◆ GIVEN EXERCISE: List all lines in the material below that contain "color".

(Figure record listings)
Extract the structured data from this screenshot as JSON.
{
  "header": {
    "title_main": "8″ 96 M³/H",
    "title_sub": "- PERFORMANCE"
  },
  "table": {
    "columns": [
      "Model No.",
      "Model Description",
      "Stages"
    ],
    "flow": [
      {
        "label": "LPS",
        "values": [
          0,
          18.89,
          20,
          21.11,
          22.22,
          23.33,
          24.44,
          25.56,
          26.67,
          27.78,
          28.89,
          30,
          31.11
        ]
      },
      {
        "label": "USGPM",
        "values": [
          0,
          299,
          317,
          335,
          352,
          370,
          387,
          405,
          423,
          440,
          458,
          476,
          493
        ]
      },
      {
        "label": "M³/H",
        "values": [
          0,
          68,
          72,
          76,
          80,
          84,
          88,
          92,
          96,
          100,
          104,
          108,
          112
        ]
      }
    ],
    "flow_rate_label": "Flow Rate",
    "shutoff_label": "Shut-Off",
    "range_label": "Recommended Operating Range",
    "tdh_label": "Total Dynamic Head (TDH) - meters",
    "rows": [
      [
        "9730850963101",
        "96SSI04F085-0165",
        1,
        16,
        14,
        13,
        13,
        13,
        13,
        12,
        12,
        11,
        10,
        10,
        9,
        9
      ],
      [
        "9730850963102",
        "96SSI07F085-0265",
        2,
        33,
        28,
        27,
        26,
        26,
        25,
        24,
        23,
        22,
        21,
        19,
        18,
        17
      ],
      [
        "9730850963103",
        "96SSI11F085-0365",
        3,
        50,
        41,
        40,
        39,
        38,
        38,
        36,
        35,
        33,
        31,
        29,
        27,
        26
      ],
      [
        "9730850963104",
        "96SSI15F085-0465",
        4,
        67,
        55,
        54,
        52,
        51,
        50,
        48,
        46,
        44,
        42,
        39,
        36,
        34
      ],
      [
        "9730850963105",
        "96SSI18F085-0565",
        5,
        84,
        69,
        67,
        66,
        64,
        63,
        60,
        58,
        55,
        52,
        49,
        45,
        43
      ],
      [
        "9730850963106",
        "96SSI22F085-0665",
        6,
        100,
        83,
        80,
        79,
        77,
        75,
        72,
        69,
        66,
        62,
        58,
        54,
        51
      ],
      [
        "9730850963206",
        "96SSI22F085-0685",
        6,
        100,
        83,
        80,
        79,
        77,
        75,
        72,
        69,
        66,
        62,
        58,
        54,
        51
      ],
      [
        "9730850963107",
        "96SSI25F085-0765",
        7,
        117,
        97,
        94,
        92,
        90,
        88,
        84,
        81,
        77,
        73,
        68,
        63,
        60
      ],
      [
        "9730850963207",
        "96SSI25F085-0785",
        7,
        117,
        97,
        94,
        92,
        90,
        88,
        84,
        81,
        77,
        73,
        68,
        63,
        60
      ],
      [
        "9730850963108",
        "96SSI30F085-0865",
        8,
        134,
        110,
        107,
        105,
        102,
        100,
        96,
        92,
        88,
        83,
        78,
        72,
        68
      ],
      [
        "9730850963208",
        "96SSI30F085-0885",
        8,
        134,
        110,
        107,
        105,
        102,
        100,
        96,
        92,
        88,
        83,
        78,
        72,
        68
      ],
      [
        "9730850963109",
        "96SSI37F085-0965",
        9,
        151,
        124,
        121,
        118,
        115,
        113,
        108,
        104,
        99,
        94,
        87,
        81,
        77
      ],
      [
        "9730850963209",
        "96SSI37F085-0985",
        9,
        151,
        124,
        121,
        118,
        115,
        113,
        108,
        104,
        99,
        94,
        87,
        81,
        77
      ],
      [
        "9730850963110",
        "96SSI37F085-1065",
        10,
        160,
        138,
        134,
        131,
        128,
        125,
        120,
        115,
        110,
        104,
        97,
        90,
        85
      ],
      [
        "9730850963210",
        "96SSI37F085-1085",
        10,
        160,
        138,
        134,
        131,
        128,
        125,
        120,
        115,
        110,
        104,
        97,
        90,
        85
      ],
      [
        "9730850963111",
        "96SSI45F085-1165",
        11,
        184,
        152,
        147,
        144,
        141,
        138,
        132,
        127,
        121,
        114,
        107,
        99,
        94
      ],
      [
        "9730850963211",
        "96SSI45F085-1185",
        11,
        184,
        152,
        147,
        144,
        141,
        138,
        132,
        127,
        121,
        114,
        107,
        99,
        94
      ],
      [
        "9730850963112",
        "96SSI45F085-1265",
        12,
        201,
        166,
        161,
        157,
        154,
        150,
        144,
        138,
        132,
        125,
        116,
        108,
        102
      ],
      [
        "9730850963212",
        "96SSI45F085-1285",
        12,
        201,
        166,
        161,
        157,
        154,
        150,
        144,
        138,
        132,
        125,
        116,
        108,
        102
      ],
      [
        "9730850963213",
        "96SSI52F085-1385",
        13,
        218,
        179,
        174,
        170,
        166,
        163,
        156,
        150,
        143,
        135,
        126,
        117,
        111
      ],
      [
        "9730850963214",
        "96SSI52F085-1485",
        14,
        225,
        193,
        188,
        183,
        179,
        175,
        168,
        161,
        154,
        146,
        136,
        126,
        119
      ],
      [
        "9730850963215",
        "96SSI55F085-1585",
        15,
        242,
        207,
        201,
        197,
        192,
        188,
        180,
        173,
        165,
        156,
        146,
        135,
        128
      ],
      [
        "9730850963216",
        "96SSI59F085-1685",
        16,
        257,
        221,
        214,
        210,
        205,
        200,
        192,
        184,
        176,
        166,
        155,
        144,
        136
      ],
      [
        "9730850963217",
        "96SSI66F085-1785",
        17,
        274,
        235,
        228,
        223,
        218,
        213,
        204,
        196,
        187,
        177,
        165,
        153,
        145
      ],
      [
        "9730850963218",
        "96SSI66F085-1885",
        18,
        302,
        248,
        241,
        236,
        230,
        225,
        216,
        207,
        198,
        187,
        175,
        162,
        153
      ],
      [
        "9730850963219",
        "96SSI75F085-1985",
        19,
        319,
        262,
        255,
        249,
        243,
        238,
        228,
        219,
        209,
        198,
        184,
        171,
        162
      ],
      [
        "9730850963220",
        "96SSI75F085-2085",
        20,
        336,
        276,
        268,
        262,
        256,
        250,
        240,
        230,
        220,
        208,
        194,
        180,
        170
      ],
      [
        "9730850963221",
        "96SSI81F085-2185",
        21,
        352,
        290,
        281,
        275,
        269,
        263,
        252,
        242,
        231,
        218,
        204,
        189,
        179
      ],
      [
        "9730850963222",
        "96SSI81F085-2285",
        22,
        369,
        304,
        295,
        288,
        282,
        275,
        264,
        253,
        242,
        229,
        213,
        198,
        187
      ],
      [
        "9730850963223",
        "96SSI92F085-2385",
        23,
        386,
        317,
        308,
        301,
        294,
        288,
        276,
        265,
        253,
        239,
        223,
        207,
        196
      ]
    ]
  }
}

...

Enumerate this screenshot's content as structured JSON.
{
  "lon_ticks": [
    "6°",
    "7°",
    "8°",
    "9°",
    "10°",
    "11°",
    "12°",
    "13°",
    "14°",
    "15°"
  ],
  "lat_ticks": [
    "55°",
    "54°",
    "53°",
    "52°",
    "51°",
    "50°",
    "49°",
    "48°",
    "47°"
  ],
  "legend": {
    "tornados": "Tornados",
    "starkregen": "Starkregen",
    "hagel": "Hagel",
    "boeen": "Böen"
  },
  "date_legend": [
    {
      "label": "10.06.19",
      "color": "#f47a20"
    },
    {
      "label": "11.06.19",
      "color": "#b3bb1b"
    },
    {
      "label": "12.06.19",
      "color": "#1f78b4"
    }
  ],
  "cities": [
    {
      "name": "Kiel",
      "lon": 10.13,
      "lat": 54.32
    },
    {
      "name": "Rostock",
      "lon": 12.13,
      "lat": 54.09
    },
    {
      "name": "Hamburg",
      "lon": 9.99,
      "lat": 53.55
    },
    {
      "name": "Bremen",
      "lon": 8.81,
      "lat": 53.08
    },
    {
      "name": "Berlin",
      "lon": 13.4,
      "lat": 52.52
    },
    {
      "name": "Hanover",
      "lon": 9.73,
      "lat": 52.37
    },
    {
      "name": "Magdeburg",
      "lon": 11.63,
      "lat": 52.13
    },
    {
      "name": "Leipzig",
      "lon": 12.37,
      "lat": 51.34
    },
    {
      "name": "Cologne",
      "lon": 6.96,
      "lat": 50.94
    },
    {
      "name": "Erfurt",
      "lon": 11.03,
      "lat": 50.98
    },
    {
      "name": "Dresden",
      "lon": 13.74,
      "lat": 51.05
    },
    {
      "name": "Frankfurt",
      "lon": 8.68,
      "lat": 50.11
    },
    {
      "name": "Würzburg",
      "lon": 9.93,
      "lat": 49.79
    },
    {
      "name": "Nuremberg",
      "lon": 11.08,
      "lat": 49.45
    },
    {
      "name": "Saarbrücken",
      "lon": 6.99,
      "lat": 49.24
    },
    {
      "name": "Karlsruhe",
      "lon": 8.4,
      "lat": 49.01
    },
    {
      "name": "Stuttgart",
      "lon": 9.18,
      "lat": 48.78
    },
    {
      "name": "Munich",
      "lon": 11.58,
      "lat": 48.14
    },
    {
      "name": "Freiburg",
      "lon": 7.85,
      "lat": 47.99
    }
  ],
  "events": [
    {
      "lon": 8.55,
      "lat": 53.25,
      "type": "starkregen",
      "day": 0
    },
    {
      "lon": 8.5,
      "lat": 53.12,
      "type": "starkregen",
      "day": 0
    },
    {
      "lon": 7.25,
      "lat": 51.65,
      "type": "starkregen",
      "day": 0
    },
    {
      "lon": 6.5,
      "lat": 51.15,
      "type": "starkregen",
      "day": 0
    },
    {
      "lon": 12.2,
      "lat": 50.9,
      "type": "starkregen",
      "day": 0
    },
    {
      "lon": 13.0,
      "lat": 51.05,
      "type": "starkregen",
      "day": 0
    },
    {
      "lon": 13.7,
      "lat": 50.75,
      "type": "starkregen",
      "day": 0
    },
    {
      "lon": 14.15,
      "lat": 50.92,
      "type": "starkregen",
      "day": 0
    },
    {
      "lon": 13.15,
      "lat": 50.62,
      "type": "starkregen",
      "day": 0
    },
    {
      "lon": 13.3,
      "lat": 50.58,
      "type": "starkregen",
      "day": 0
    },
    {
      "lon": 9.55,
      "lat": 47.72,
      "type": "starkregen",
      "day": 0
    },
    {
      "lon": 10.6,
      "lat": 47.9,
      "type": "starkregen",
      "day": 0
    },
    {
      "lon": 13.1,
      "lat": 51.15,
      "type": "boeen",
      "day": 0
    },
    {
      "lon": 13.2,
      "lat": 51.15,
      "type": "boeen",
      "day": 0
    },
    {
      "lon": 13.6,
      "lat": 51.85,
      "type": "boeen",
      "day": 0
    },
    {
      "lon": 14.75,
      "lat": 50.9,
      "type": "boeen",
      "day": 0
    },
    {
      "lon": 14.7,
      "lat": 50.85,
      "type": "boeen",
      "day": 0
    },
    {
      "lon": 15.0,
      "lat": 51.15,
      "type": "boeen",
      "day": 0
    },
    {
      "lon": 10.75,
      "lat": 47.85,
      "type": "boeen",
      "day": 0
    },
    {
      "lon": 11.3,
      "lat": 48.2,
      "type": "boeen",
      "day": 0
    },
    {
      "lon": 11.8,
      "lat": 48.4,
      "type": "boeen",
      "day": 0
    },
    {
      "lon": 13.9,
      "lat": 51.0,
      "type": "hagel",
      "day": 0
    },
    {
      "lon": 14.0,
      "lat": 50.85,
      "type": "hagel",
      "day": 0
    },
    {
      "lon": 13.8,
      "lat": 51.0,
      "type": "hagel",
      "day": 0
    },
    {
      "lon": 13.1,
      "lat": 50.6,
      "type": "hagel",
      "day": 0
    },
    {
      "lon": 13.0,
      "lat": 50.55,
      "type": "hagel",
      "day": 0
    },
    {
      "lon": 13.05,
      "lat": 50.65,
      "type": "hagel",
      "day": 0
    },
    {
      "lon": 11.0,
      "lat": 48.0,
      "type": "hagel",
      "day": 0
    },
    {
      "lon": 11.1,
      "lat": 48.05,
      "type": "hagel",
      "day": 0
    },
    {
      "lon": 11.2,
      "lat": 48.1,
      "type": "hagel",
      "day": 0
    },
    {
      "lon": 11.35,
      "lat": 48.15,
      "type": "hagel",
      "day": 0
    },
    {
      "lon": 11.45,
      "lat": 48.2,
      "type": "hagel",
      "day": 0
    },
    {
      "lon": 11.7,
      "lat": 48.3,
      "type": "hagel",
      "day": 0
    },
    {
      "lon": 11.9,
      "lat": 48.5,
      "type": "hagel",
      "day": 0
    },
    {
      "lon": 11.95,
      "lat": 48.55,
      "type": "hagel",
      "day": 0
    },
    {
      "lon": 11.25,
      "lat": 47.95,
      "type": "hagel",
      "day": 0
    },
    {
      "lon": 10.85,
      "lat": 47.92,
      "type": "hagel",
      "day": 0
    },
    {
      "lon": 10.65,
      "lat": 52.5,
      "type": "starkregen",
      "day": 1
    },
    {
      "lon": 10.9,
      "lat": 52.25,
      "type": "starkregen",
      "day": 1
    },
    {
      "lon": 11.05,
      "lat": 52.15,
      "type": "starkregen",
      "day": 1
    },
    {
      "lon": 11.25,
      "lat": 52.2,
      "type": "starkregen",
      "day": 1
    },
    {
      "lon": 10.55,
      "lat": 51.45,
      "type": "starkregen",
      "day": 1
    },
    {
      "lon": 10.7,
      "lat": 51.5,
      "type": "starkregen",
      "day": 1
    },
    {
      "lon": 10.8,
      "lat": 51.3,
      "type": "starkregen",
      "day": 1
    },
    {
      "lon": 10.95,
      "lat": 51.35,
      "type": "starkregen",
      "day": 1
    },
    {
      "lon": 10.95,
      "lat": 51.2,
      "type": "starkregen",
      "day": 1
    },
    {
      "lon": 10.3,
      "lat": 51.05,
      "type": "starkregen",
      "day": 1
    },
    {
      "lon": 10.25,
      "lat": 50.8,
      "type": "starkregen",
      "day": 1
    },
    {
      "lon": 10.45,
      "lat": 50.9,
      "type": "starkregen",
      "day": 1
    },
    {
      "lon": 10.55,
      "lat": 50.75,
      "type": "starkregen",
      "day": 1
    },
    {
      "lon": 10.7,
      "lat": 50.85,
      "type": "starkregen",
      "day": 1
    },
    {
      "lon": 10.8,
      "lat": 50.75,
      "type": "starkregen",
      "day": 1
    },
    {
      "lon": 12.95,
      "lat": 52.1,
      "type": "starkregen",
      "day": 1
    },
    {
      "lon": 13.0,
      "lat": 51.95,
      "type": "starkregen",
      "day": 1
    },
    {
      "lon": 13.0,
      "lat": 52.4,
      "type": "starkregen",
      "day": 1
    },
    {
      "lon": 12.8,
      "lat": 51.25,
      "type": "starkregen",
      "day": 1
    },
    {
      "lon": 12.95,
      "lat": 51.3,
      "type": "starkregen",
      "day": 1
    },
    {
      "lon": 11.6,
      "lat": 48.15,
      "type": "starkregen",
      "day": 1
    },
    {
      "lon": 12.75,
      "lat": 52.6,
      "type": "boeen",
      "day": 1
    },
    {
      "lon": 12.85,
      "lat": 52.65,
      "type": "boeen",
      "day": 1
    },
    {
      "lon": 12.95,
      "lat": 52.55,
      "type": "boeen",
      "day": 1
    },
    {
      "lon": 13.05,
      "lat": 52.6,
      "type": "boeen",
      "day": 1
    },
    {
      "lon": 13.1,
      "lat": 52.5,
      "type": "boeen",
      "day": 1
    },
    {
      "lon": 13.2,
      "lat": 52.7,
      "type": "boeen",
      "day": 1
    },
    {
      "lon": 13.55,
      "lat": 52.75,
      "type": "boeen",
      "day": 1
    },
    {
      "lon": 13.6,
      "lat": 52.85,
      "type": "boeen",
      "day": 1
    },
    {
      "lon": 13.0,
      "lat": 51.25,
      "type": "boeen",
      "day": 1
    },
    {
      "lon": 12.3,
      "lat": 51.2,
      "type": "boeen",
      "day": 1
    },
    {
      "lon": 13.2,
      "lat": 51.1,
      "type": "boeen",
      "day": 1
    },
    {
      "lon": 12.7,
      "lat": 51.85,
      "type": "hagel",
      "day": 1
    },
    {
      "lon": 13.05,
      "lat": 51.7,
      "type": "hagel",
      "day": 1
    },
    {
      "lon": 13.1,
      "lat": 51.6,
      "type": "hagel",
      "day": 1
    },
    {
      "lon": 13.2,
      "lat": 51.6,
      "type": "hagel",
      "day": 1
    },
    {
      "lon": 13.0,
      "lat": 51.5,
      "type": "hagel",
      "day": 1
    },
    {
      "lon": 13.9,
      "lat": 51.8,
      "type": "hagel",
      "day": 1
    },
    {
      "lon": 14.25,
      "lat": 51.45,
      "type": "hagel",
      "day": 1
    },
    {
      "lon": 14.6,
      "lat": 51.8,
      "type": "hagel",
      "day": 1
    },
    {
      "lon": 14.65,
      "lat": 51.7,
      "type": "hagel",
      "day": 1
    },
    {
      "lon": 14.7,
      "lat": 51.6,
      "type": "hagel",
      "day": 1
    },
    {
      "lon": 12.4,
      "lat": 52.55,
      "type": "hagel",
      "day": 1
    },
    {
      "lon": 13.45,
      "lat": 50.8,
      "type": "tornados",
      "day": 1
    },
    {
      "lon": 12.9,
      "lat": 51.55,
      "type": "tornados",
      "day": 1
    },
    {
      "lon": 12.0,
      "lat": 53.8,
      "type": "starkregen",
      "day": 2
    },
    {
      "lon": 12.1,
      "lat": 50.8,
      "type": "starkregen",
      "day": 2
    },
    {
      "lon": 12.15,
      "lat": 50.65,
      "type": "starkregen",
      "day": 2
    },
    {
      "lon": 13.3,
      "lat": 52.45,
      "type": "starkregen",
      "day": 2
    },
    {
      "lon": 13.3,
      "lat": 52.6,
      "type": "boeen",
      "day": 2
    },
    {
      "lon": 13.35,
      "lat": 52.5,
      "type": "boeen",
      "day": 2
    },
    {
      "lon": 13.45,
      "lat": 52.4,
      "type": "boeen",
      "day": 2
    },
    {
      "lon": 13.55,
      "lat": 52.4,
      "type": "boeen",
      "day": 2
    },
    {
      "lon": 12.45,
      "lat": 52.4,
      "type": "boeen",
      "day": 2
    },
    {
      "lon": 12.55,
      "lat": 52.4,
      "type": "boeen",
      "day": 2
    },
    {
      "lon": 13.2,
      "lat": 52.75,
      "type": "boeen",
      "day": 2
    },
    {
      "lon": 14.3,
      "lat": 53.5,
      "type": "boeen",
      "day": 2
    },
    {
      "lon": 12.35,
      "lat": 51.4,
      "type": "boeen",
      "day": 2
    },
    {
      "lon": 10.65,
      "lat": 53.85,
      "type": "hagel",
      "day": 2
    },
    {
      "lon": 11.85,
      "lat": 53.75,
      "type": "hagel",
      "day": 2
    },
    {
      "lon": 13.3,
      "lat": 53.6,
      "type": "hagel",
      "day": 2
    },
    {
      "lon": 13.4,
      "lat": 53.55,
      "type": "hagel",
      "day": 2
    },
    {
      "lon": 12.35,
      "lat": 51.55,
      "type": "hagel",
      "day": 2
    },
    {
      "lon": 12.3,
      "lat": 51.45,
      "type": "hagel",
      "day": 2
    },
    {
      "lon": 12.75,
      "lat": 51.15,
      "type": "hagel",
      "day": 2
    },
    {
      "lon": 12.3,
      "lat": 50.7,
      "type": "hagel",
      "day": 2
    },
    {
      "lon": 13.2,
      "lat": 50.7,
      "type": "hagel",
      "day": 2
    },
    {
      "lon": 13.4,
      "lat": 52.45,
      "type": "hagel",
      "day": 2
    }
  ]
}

◆ TASK RESPONSE:
      "color": "#f47a20"
      "color": "#b3bb1b"
      "color": "#1f78b4"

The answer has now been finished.